» **WRITTEN PROBLEM 1**: In the rows, rewrite the lines from the one containing "table-cell-text: TOTALSDDOCREFERENCESTATUS: [20, 339, 225, 356]" through the one containing "copyright-icon[interactable]: [1482, 8, 1500, 26]", swapping "interactable" for "clickable" and keeping everything else the same.

» **SOURCE**:
%%

The outpouring of love and support from the many lives that Zac has touched has been overwhelmingly beautiful, and we are very grateful.
For those of you that knew Zac, you probably were struck by his genuine caring soul, and his dedication to his art. He would undoubtedly have been embarrassed by the sheer number of people that loved and admired him.
We are hoping to ease some of the burden his family is facing now.
The funds will be used to facilitate his family's travel and hopefully help with the funeral costs back home.
Any donations are greatly appreciated, and ,please know our hearts are with all of you & the family during this unimaginable time.
Thank you
I'd like to thank Matt from Spadeball Ink for being so helpful and thoughtful by writing this for us and setting it up, amongst many other things in the last couple of days. I cant look at pictures of Zach without losing it, and ive lost it so much that its a wonder that i have any more tears left to shed..Even writing this seems unbearable for me because i cannot believe that this is real.
I appreciate and love every single person that has reached out to me with prayers and support. Im also not trying to ignore anyone, i just cannot physically read or answer messages right now. I'm sure many of you are reaching out offering help in any way you can and if you would like to do so, please contact aaron williams or matt perez as they are the only two that i have communicated with and they both know what help my family might need right now.

%%

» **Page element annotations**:
%%

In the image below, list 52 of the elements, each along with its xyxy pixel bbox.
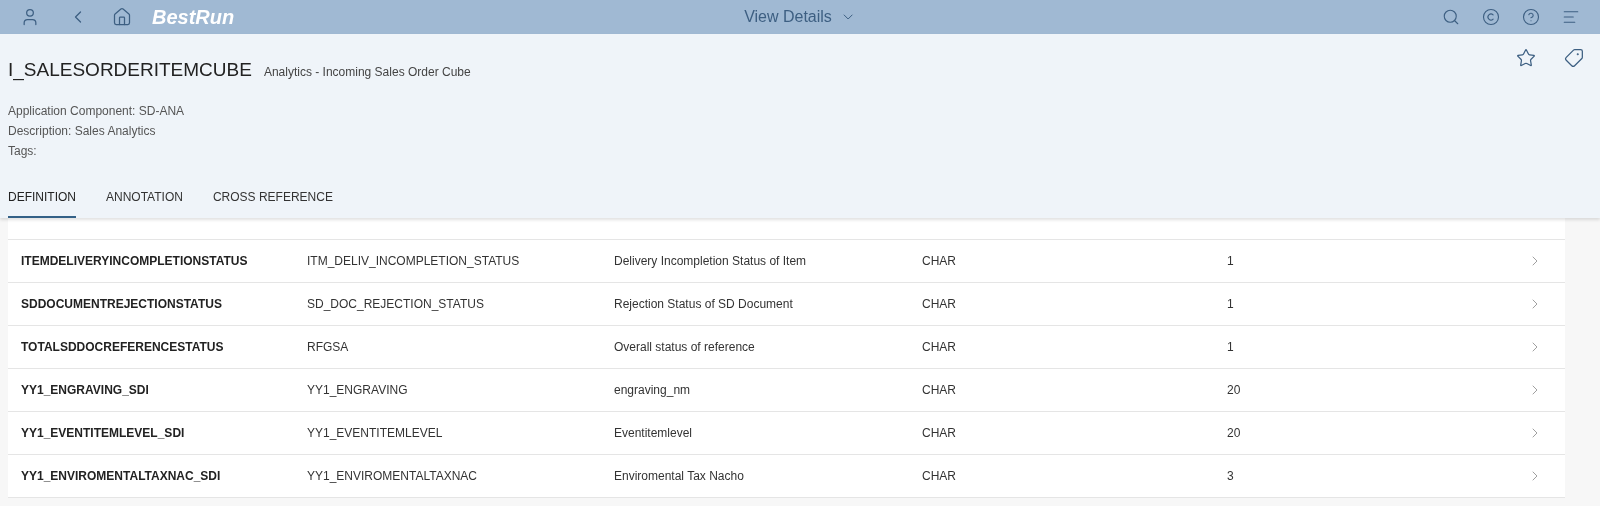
table-cell-text: TOTALSDDOCREFERENCESTATUS: [20, 339, 225, 356]
tab[interactable]: CROSS REFERENCE: [212, 188, 333, 218]
help-icon[interactable]: [1522, 8, 1540, 26]
table-cell-text: 1: [1227, 339, 1235, 356]
table-cell-text: 1: [1227, 253, 1235, 270]
table-row[interactable]: ITEMDELIVERYINCOMPLETIONSTATUS ITM_DELIV_INCOMPLETION_STATUS Delivery Incompletion Status of Item CHAR 1: [8, 240, 1565, 283]
copyright-icon[interactable]: [1482, 8, 1500, 26]
table-cell-text: 3: [1227, 468, 1235, 485]
table-cell-text: CHAR: [922, 296, 957, 313]
table-cell-text: CHAR: [922, 425, 957, 442]
table-row[interactable]: TOTALSDDOCREFERENCESTATUS RFGSA Overall status of reference CHAR 1: [8, 326, 1565, 369]
table-cell-text: 20: [1227, 425, 1242, 442]
view-title: View Details: [744, 7, 832, 27]
object-title: I_SALESORDERITEMCUBE: [8, 58, 252, 83]
object-subtitle: Analytics - Incoming Sales Order Cube: [263, 64, 471, 81]
table-cell-text: YY1_ENGRAVING_SDI: [20, 382, 150, 399]
home-icon[interactable]: [112, 7, 132, 27]
table-cell-text: CHAR: [922, 253, 957, 270]
table-cell-text: Rejection Status of SD Document: [614, 296, 794, 313]
table-cell-text: Enviromental Tax Nacho: [614, 468, 745, 485]
table-cell-text: SDDOCUMENTREJECTIONSTATUS: [20, 296, 223, 313]
table-row[interactable]: SDDOCUMENTREJECTIONSTATUS SD_DOC_REJECTION_STATUS Rejection Status of SD Document CHAR 1: [8, 283, 1565, 326]
table-cell-text: CHAR: [922, 382, 957, 399]
table-cell-text: 1: [1227, 296, 1235, 313]
table-cell-text: 20: [1227, 382, 1242, 399]
table-cell-text: ITM_DELIV_INCOMPLETION_STATUS: [307, 253, 521, 270]
table-row[interactable]: YY1_ENVIROMENTALTAXNAC_SDI YY1_ENVIROMENTALTAXNAC Enviromental Tax Nacho CHAR 3: [8, 455, 1565, 498]
header-attribute: Tags:: [8, 142, 38, 159]
table-row[interactable]: YY1_EVENTITEMLEVEL_SDI YY1_EVENTITEMLEVEL Eventitemlevel CHAR 20: [8, 412, 1565, 455]
table-cell-text: YY1_ENVIROMENTALTAXNAC_SDI: [20, 468, 222, 485]
table-cell-text: ITEMDELIVERYINCOMPLETIONSTATUS: [20, 253, 249, 270]
logo: BestRun: [152, 5, 235, 30]
table-cell-text: YY1_EVENTITEMLEVEL_SDI: [20, 425, 186, 442]
table-cell-text: YY1_ENGRAVING: [307, 382, 409, 399]
table-cell-text: Overall status of reference: [614, 339, 756, 356]
favorite-star-icon[interactable]: [1516, 48, 1536, 68]
table-cell-text: YY1_ENVIROMENTALTAXNAC: [307, 468, 479, 485]
table-cell-text: YY1_EVENTITEMLEVEL: [307, 425, 444, 442]
table-cell-text: SD_DOC_REJECTION_STATUS: [307, 296, 485, 313]
header-attribute: Description: Sales Analytics: [8, 122, 157, 139]
tag-icon[interactable]: [1564, 48, 1584, 68]
table-cell-text: RFGSA: [307, 339, 350, 356]
table-cell-text: CHAR: [922, 339, 957, 356]
search-icon[interactable]: [1442, 8, 1460, 26]
table-cell-text: CHAR: [922, 468, 957, 485]
menu-icon[interactable]: [1562, 8, 1580, 26]
table-row[interactable]: YY1_ENGRAVING_SDI YY1_ENGRAVING engraving_nm CHAR 20: [8, 369, 1565, 412]
table-cell-text: Eventitemlevel: [614, 425, 694, 442]
tab[interactable]: ANNOTATION: [106, 188, 183, 218]
header-attribute: Application Component: SD-ANA: [8, 102, 186, 119]
table-cell-text: Delivery Incompletion Status of Item: [614, 253, 808, 270]
table-cell-text: engraving_nm: [614, 382, 692, 399]
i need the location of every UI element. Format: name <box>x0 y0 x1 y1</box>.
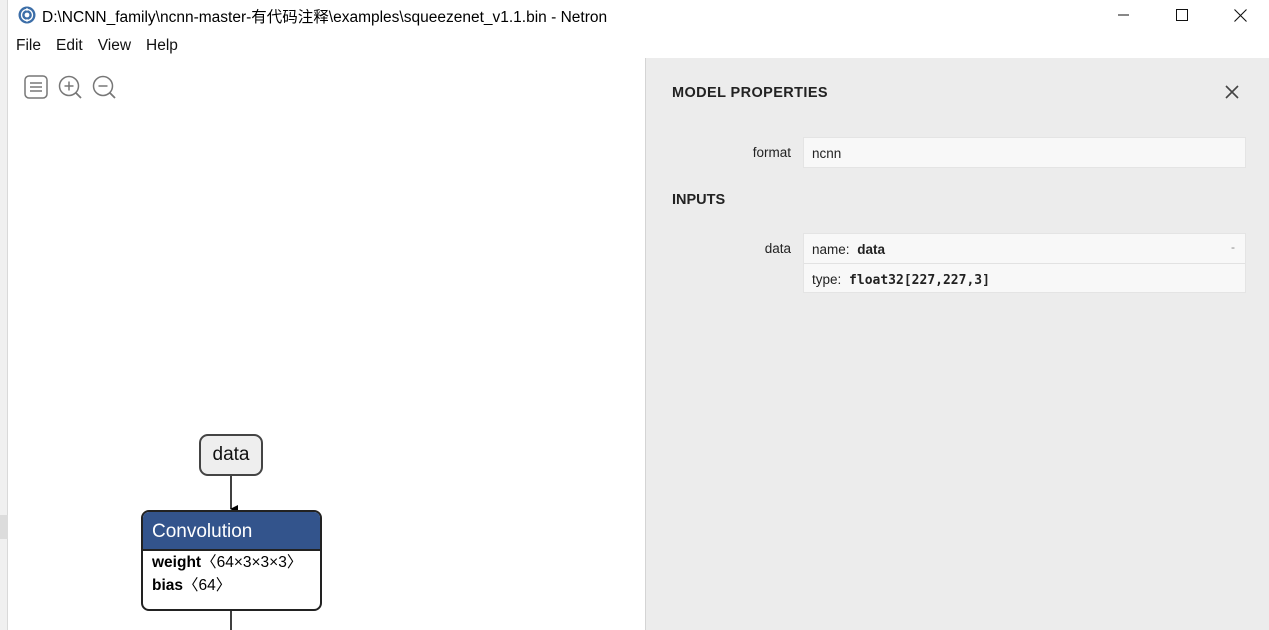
maximize-button[interactable] <box>1153 0 1211 30</box>
convolution-node[interactable]: Convolution weight〈64×3×3×3〉 bias〈64〉 <box>141 510 322 611</box>
expand-toggle[interactable]: - <box>1231 240 1235 254</box>
input-name-value: data <box>857 242 886 257</box>
inputs-section-title: INPUTS <box>672 192 726 208</box>
minimize-button[interactable] <box>1095 0 1153 30</box>
format-label: format <box>752 145 791 160</box>
input-name-row: name: data - <box>812 240 1235 257</box>
menu-bar: File Edit View Help <box>8 32 185 60</box>
minimize-icon <box>1118 14 1129 16</box>
conv-attr-bias: bias〈64〉 <box>152 577 232 594</box>
title-bar: D:\NCNN_family\ncnn-master-有代码注释\example… <box>8 0 1269 30</box>
graph-edges <box>230 476 238 630</box>
background-window-edge <box>0 0 8 630</box>
format-value: ncnn <box>812 146 842 161</box>
graph-canvas[interactable]: data Convolution weight〈64×3×3×3〉 bias〈6… <box>8 60 645 630</box>
model-properties-panel: MODEL PROPERTIES format ncnn INPUTS data… <box>645 58 1269 630</box>
input-data-label: data <box>764 241 791 256</box>
menu-file[interactable]: File <box>8 32 48 60</box>
menu-help[interactable]: Help <box>138 32 185 60</box>
close-panel-icon[interactable] <box>1222 82 1242 102</box>
close-window-button[interactable] <box>1211 0 1269 30</box>
conv-attr-weight: weight〈64×3×3×3〉 <box>152 554 303 571</box>
close-icon <box>1233 8 1247 22</box>
netron-app-icon <box>18 6 36 24</box>
menu-edit[interactable]: Edit <box>48 32 90 60</box>
maximize-icon <box>1176 9 1188 21</box>
input-node-data[interactable]: data <box>199 434 263 476</box>
format-value-box: ncnn <box>803 137 1246 168</box>
input-type-value: float32[227,227,3] <box>849 273 990 288</box>
input-data-box[interactable]: name: data - type: float32[227,227,3] <box>803 233 1246 293</box>
background-window-notch <box>0 515 8 539</box>
convolution-node-title: Convolution <box>143 512 320 551</box>
input-type-row: type: float32[227,227,3] <box>804 263 1245 292</box>
menu-view[interactable]: View <box>90 32 138 60</box>
panel-title: MODEL PROPERTIES <box>672 85 828 101</box>
window-title: D:\NCNN_family\ncnn-master-有代码注释\example… <box>42 9 608 26</box>
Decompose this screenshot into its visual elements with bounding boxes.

%%

» **WRITTEN PROBLEM 2**: Write the next part of the fundraiser message for Zac's family, picking up after its last sentence.

» **EXERCISE OUTPUT 1**:
table-cell-text: TOTALSDDOCREFERENCESTATUS: [20, 339, 225, 356]
tab[clickable]: CROSS REFERENCE: [212, 188, 333, 218]
help-icon[clickable]: [1522, 8, 1540, 26]
table-cell-text: 1: [1227, 339, 1235, 356]
table-cell-text: 1: [1227, 253, 1235, 270]
table-row[clickable]: ITEMDELIVERYINCOMPLETIONSTATUS ITM_DELIV_INCOMPLETION_STATUS Delivery Incompletion Status of Item CHAR 1: [8, 240, 1565, 283]
copyright-icon[clickable]: [1482, 8, 1500, 26]

» **EXERCISE OUTPUT 2**:
Zach was more than a brother to me. When we were kids, we used to beat the crap out of each other.daily...we both were pretty equal in that department,.until one day i couldn't win anymore. He became stronger and chose to instead, be my protector. When he was in eighth grade,he beat up four guys because they called me names and stole my lifesavers..four guys armed with a 2x4. He beat them all up, broke one of their noses, and in typical Zach style, never even told me that he did it. This was my brother. If anyone said anything about me ,he would shut that shit down quick. Im not sure why he thought so highly of me, but hes always had my back ..without question or hesitation.
Even though we lived hundreds of miles away from each other,we shared an unspeakable bond. In many ways, we were like twins. Countless similarities, interests,opinions, work ethic, generosity, even the food we ate. He was just the rougher version of me..the braver one, the one who carved out his own path in life and never looked back. We even shared the same demons, we just delt with them differently.
When he came to visit , so many of his friends would blow up his phone wanting to see him. He loved you all, but he always chose to stay with me, his boring sister. I never understood why until recently. I always loved him more than he probably even realized, but we werent the type to gush all over each other. He had a hard time expressing his love with words, but you knew, based off of his actions.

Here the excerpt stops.